## EXERCISE TASK:
Write out each record again exactly as it stands.

## DATA FOR THE TASK:

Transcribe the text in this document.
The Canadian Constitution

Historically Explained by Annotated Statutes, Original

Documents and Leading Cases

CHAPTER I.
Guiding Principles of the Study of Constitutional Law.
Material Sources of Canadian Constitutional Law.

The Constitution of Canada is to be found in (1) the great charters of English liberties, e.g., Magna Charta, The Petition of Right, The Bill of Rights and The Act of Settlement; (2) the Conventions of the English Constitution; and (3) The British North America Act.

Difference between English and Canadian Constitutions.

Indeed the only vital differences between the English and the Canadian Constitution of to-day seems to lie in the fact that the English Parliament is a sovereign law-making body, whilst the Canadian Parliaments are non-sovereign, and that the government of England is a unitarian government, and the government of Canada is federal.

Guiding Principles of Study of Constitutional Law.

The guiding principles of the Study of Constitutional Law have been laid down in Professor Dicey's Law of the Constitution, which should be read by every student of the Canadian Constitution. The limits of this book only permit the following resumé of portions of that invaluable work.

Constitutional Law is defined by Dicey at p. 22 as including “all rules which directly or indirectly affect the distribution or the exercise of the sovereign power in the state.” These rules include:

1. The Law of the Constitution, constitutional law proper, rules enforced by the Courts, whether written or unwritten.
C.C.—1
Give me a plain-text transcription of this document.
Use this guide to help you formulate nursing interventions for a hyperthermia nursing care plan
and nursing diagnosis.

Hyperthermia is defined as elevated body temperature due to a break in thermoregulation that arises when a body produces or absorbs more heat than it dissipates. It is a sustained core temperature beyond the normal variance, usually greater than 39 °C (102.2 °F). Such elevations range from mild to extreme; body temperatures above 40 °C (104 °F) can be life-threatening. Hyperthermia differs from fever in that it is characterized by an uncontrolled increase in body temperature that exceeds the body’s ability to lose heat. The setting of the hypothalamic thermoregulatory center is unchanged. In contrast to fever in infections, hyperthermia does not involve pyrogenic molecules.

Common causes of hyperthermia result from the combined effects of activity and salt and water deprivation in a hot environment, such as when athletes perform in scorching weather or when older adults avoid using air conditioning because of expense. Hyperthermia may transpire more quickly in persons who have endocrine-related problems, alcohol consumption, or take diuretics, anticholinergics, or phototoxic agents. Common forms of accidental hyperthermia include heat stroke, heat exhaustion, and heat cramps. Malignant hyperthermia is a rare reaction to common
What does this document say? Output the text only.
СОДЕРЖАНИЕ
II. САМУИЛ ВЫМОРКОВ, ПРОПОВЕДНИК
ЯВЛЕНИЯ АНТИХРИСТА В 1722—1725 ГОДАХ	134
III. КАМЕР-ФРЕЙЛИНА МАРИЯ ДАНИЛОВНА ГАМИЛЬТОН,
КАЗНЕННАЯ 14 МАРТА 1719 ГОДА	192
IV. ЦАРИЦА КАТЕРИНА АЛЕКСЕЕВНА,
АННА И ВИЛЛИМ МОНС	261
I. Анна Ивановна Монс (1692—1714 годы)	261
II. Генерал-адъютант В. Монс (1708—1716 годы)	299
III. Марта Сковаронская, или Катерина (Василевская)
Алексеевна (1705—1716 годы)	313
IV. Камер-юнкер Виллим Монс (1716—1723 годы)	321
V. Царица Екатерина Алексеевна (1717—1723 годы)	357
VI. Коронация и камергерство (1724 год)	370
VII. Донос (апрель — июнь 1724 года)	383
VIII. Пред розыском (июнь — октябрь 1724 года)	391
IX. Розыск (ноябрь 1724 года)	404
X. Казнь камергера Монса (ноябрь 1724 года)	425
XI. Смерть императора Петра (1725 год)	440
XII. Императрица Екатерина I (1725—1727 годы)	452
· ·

## WRITTEN RESPONSE:
Transcribe the text in this document.
The Canadian Constitution

Historically Explained by Annotated Statutes, Original

Documents and Leading Cases

CHAPTER I.
Guiding Principles of the Study of Constitutional Law.
Material Sources of Canadian Constitutional Law.

The Constitution of Canada is to be found in (1) the great charters of English liberties, e.g., Magna Charta, The Petition of Right, The Bill of Rights and The Act of Settlement; (2) the Conventions of the English Constitution; and (3) The British North America Act.

Difference between English and Canadian Constitutions.

Indeed the only vital differences between the English and the Canadian Constitution of to-day seems to lie in the fact that the English Parliament is a sovereign law-making body, whilst the Canadian Parliaments are non-sovereign, and that the government of England is a unitarian government, and the government of Canada is federal.

Guiding Principles of Study of Constitutional Law.

The guiding principles of the Study of Constitutional Law have been laid down in Professor Dicey's Law of the Constitution, which should be read by every student of the Canadian Constitution. The limits of this book only permit the following resumé of portions of that invaluable work.

Constitutional Law is defined by Dicey at p. 22 as including “all rules which directly or indirectly affect the distribution or the exercise of the sovereign power in the state.” These rules include:

1. The Law of the Constitution, constitutional law proper, rules enforced by the Courts, whether written or unwritten.
C.C.—1
Give me a plain-text transcription of this document.
Use this guide to help you formulate nursing interventions for a hyperthermia nursing care plan
and nursing diagnosis.

Hyperthermia is defined as elevated body temperature due to a break in thermoregulation that arises when a body produces or absorbs more heat than it dissipates. It is a sustained core temperature beyond the normal variance, usually greater than 39 °C (102.2 °F). Such elevations range from mild to extreme; body temperatures above 40 °C (104 °F) can be life-threatening. Hyperthermia differs from fever in that it is characterized by an uncontrolled increase in body temperature that exceeds the body’s ability to lose heat. The setting of the hypothalamic thermoregulatory center is unchanged. In contrast to fever in infections, hyperthermia does not involve pyrogenic molecules.

Common causes of hyperthermia result from the combined effects of activity and salt and water deprivation in a hot environment, such as when athletes perform in scorching weather or when older adults avoid using air conditioning because of expense. Hyperthermia may transpire more quickly in persons who have endocrine-related problems, alcohol consumption, or take diuretics, anticholinergics, or phototoxic agents. Common forms of accidental hyperthermia include heat stroke, heat exhaustion, and heat cramps. Malignant hyperthermia is a rare reaction to common
What does this document say? Output the text only.
СОДЕРЖАНИЕ
II. САМУИЛ ВЫМОРКОВ, ПРОПОВЕДНИК
ЯВЛЕНИЯ АНТИХРИСТА В 1722—1725 ГОДАХ	134
III. КАМЕР-ФРЕЙЛИНА МАРИЯ ДАНИЛОВНА ГАМИЛЬТОН,
КАЗНЕННАЯ 14 МАРТА 1719 ГОДА	192
IV. ЦАРИЦА КАТЕРИНА АЛЕКСЕЕВНА,
АННА И ВИЛЛИМ МОНС	261
I. Анна Ивановна Монс (1692—1714 годы)	261
II. Генерал-адъютант В. Монс (1708—1716 годы)	299
III. Марта Сковаронская, или Катерина (Василевская)
Алексеевна (1705—1716 годы)	313
IV. Камер-юнкер Виллим Монс (1716—1723 годы)	321
V. Царица Екатерина Алексеевна (1717—1723 годы)	357
VI. Коронация и камергерство (1724 год)	370
VII. Донос (апрель — июнь 1724 года)	383
VIII. Пред розыском (июнь — октябрь 1724 года)	391
IX. Розыск (ноябрь 1724 года)	404
X. Казнь камергера Монса (ноябрь 1724 года)	425
XI. Смерть императора Петра (1725 год)	440
XII. Императрица Екатерина I (1725—1727 годы)	452
· ·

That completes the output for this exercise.